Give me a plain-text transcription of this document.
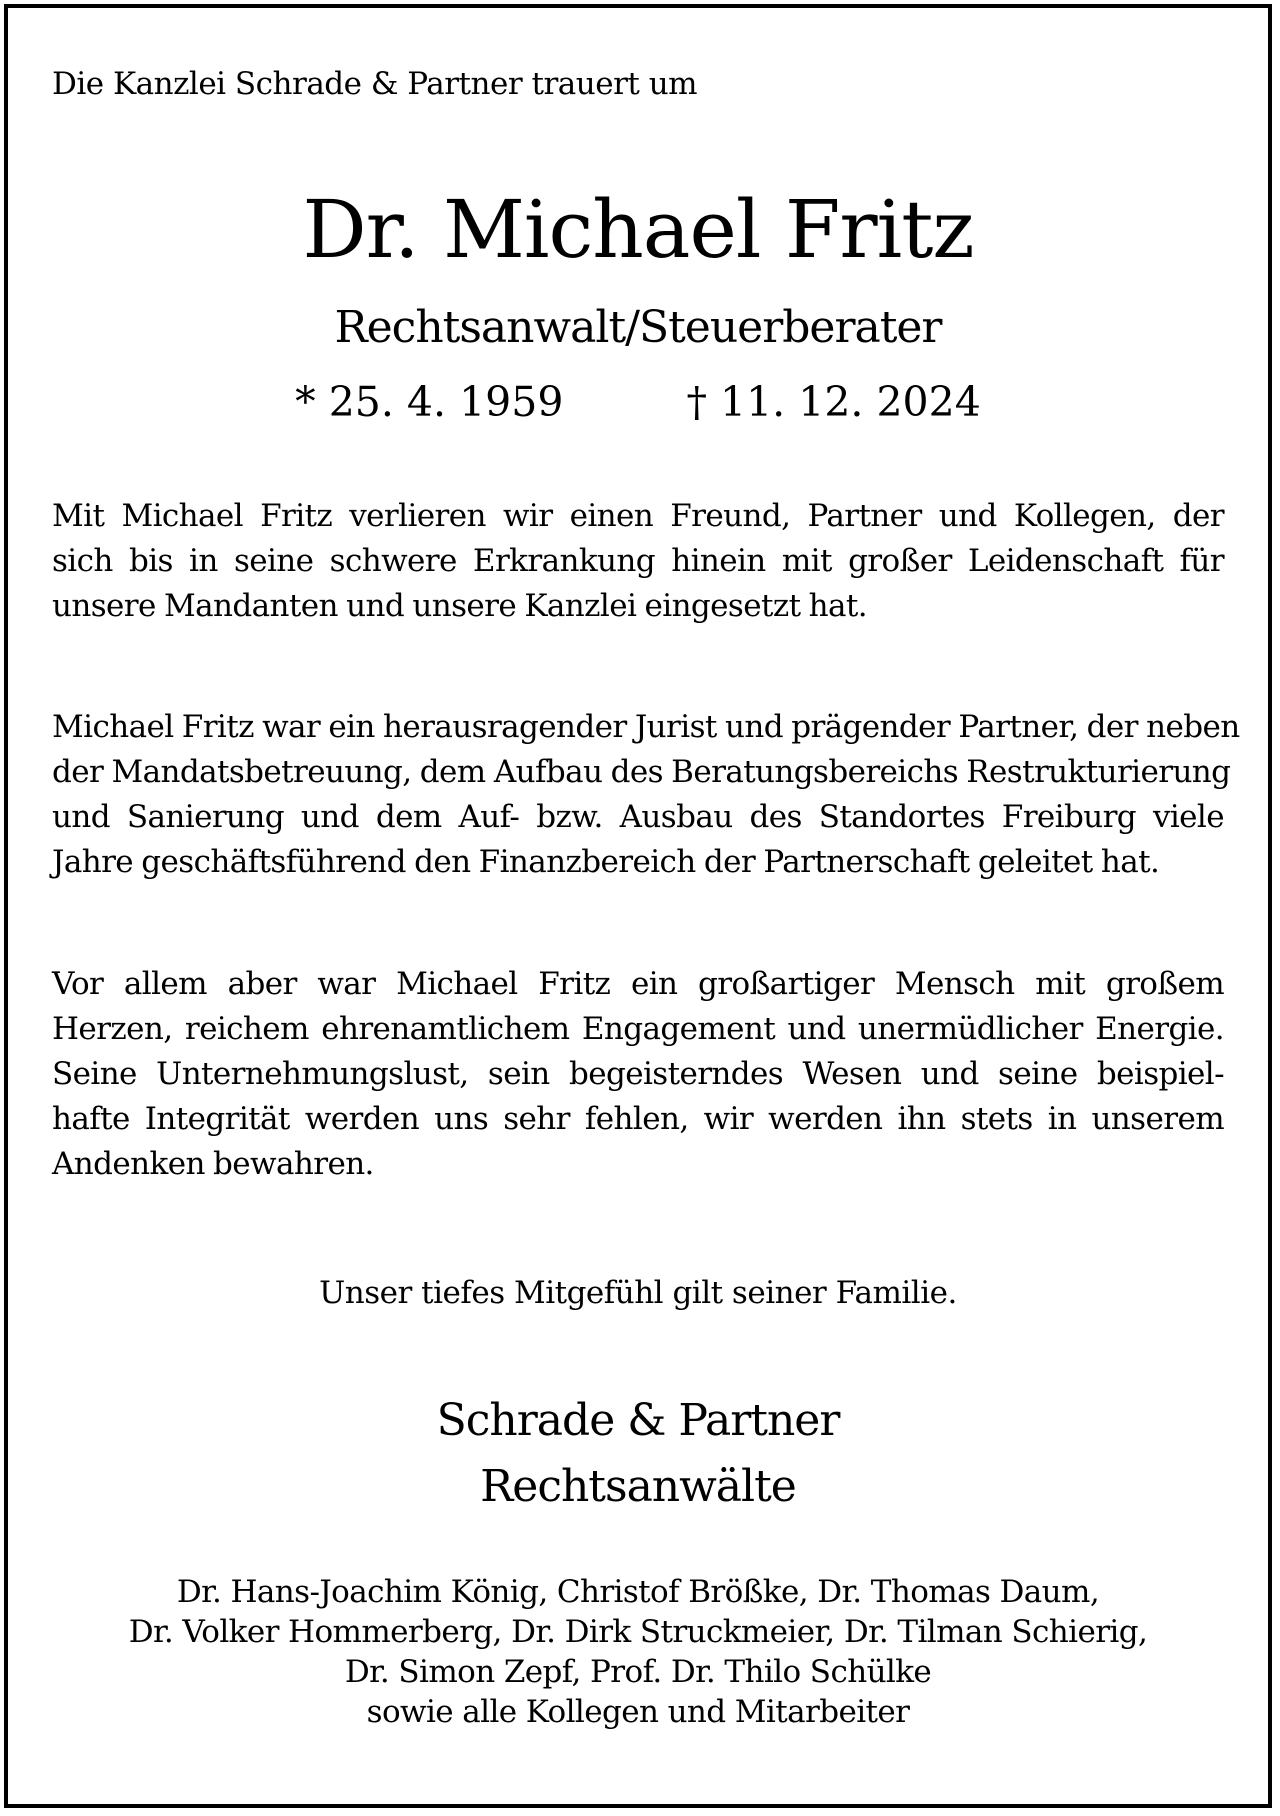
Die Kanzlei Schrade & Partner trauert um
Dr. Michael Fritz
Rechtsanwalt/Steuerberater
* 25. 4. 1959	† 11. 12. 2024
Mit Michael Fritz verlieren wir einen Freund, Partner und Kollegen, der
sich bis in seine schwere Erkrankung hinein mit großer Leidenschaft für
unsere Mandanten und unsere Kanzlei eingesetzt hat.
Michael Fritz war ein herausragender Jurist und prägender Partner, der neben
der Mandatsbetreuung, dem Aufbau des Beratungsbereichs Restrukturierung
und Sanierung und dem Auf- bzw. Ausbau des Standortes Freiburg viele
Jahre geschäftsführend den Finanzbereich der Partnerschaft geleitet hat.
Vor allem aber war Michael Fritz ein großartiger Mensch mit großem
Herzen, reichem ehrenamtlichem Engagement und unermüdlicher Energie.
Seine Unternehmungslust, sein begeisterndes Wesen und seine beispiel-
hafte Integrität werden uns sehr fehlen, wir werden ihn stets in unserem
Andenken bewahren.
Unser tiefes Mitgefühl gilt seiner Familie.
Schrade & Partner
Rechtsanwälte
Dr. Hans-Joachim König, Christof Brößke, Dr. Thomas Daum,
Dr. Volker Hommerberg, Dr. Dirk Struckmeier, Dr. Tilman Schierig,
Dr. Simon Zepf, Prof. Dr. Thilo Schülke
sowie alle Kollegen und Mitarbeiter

· · · · ·

Leave out the pictures and copy every record above exactly.

Give me a plain-text transcription of this document.
Die Kanzlei Schrade & Partner trauert um
Dr. Michael Fritz
Rechtsanwalt/Steuerberater
* 25. 4. 1959	† 11. 12. 2024
Mit Michael Fritz verlieren wir einen Freund, Partner und Kollegen, der
sich bis in seine schwere Erkrankung hinein mit großer Leidenschaft für
unsere Mandanten und unsere Kanzlei eingesetzt hat.
Michael Fritz war ein herausragender Jurist und prägender Partner, der neben
der Mandatsbetreuung, dem Aufbau des Beratungsbereichs Restrukturierung
und Sanierung und dem Auf- bzw. Ausbau des Standortes Freiburg viele
Jahre geschäftsführend den Finanzbereich der Partnerschaft geleitet hat.
Vor allem aber war Michael Fritz ein großartiger Mensch mit großem
Herzen, reichem ehrenamtlichem Engagement und unermüdlicher Energie.
Seine Unternehmungslust, sein begeisterndes Wesen und seine beispiel-
hafte Integrität werden uns sehr fehlen, wir werden ihn stets in unserem
Andenken bewahren.
Unser tiefes Mitgefühl gilt seiner Familie.
Schrade & Partner
Rechtsanwälte
Dr. Hans-Joachim König, Christof Brößke, Dr. Thomas Daum,
Dr. Volker Hommerberg, Dr. Dirk Struckmeier, Dr. Tilman Schierig,
Dr. Simon Zepf, Prof. Dr. Thilo Schülke
sowie alle Kollegen und Mitarbeiter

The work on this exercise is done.